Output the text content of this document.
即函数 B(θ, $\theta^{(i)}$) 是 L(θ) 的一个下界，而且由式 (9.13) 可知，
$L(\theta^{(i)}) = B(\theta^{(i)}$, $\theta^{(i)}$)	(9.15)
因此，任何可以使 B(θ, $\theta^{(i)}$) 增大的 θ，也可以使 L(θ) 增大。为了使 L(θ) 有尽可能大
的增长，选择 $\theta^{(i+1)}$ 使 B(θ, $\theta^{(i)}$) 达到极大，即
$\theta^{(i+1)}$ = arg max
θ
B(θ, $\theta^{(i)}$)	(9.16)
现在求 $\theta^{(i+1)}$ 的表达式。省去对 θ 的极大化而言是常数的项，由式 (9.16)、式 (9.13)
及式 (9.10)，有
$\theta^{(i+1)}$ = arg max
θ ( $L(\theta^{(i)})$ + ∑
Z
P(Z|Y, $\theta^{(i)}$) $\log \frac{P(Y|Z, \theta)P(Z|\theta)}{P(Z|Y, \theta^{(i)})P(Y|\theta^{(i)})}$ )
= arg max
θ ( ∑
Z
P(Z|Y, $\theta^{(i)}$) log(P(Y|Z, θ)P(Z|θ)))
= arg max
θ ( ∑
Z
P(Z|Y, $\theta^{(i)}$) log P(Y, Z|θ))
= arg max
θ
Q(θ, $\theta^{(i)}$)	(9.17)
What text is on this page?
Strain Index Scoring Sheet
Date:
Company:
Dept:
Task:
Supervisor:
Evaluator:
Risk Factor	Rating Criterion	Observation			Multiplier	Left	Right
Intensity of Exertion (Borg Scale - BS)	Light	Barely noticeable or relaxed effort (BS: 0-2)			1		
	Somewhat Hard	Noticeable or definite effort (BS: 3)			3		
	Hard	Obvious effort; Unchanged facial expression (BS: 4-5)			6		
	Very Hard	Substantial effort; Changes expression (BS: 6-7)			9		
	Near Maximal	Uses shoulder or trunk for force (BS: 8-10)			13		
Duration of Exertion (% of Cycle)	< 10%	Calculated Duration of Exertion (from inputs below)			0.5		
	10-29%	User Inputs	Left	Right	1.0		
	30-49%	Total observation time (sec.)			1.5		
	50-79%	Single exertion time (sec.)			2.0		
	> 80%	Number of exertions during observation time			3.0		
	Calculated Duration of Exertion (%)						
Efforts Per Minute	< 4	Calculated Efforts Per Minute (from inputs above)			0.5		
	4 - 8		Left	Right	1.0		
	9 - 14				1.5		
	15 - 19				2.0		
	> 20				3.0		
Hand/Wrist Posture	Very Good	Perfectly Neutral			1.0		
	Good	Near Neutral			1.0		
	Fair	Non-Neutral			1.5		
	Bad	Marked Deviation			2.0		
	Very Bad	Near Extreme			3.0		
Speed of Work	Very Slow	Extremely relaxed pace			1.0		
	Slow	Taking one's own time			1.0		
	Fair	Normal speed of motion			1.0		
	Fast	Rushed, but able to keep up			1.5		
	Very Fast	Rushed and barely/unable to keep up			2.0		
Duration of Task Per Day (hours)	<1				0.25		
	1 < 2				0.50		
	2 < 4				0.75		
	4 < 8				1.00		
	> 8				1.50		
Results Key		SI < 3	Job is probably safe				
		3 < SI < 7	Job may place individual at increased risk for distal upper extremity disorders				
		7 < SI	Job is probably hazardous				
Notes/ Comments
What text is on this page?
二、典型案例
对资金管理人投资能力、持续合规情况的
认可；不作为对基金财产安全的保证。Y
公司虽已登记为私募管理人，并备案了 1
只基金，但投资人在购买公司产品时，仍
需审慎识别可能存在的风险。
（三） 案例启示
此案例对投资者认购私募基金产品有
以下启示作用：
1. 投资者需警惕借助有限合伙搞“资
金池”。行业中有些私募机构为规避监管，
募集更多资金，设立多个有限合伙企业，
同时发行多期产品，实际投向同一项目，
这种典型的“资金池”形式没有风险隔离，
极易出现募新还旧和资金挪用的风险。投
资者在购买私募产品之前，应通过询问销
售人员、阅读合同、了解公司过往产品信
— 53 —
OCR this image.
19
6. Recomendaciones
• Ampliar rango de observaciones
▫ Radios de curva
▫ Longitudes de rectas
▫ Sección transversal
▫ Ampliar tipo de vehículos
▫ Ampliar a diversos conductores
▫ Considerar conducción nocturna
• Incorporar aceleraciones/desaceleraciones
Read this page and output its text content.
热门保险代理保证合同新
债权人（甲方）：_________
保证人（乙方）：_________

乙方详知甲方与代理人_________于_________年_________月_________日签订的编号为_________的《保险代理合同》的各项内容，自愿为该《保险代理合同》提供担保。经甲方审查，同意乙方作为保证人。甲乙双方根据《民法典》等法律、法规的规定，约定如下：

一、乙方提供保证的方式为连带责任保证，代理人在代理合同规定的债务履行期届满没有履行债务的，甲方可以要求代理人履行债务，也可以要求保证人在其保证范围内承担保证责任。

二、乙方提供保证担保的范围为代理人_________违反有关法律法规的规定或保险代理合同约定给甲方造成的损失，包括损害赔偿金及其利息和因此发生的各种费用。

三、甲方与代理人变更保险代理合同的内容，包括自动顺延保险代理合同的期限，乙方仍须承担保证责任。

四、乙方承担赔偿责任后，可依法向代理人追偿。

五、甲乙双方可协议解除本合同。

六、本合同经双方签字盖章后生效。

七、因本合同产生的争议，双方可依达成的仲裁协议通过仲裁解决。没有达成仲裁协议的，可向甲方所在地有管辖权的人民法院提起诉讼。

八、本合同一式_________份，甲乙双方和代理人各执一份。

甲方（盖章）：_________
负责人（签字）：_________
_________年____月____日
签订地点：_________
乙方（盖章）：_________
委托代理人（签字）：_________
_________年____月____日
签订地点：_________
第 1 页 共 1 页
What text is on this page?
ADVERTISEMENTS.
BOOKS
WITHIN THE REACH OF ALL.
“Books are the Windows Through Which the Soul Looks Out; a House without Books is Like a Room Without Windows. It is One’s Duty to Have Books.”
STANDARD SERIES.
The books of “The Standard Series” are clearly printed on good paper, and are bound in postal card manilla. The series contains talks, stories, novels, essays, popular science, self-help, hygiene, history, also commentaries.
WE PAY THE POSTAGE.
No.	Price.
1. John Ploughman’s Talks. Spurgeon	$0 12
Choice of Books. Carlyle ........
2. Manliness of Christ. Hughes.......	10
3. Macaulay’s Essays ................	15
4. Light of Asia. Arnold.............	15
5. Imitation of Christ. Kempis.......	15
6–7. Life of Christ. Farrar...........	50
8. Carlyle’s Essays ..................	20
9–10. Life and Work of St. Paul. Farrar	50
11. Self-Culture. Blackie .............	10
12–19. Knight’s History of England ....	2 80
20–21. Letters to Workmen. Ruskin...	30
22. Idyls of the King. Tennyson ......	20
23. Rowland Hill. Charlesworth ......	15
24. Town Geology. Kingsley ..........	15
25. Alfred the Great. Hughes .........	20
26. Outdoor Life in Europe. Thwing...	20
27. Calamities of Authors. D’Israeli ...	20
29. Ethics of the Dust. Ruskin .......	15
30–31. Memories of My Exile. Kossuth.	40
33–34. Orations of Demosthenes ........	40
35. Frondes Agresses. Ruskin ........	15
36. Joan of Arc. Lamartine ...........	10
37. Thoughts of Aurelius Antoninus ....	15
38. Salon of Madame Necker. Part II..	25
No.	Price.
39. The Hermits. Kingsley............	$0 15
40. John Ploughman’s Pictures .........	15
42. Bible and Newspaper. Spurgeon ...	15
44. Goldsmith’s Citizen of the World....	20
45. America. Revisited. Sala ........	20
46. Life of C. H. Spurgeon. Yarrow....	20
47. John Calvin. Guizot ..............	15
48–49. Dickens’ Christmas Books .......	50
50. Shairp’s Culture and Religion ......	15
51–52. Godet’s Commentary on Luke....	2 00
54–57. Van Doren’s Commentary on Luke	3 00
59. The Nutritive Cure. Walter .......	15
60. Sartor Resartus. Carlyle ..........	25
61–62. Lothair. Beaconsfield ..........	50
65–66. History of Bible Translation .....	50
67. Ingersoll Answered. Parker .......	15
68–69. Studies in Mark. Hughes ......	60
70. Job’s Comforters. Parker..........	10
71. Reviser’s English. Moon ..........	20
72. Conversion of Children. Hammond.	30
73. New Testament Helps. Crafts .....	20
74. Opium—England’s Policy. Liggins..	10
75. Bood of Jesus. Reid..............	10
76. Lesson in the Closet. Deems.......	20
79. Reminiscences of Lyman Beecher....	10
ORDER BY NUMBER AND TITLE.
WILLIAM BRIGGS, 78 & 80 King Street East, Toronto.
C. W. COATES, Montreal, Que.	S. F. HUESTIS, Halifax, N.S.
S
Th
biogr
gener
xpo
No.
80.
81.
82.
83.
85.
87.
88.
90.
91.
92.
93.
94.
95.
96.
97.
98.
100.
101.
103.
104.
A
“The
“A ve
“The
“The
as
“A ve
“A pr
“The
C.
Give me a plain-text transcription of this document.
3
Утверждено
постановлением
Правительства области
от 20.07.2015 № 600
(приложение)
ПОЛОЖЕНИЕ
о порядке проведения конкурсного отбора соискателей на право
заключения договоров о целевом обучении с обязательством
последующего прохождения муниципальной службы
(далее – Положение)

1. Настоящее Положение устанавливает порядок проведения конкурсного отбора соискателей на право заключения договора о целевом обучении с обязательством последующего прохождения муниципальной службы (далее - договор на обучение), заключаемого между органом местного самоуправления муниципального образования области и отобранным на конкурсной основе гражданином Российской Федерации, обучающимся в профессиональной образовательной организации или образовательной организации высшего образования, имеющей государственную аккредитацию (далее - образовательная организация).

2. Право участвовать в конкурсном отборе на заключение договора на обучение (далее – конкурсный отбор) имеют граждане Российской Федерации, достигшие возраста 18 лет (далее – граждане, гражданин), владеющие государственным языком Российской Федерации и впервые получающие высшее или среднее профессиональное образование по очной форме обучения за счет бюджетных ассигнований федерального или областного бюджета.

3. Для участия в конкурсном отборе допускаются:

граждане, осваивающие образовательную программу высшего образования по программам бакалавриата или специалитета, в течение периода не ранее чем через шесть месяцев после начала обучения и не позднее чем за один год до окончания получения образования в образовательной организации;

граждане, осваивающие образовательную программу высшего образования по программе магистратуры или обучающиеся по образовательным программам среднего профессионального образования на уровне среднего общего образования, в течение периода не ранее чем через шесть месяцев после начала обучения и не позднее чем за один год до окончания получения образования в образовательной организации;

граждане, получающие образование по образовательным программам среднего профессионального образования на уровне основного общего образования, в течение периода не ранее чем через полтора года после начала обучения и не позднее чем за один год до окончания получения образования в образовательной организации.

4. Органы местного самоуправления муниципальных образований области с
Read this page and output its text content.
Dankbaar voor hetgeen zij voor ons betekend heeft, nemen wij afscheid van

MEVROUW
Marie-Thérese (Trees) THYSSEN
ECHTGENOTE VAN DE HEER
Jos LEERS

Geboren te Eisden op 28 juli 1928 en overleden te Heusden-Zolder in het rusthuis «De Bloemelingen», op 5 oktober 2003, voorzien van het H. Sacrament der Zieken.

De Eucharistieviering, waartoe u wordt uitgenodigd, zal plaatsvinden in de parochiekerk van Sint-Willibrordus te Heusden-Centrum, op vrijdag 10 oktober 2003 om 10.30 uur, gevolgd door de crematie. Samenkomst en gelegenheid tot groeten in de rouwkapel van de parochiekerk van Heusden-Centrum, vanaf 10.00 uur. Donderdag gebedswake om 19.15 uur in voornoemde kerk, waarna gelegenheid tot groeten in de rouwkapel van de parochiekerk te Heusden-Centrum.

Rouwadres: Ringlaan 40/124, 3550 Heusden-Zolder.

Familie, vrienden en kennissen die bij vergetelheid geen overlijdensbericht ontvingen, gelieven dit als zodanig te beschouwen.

..............................

• _The request_:
Gather each line of the listing containing the word "probably" and show it.

• _Answer_:
Results Key		SI < 3	Job is probably safe				
		7 < SI	Job is probably hazardous				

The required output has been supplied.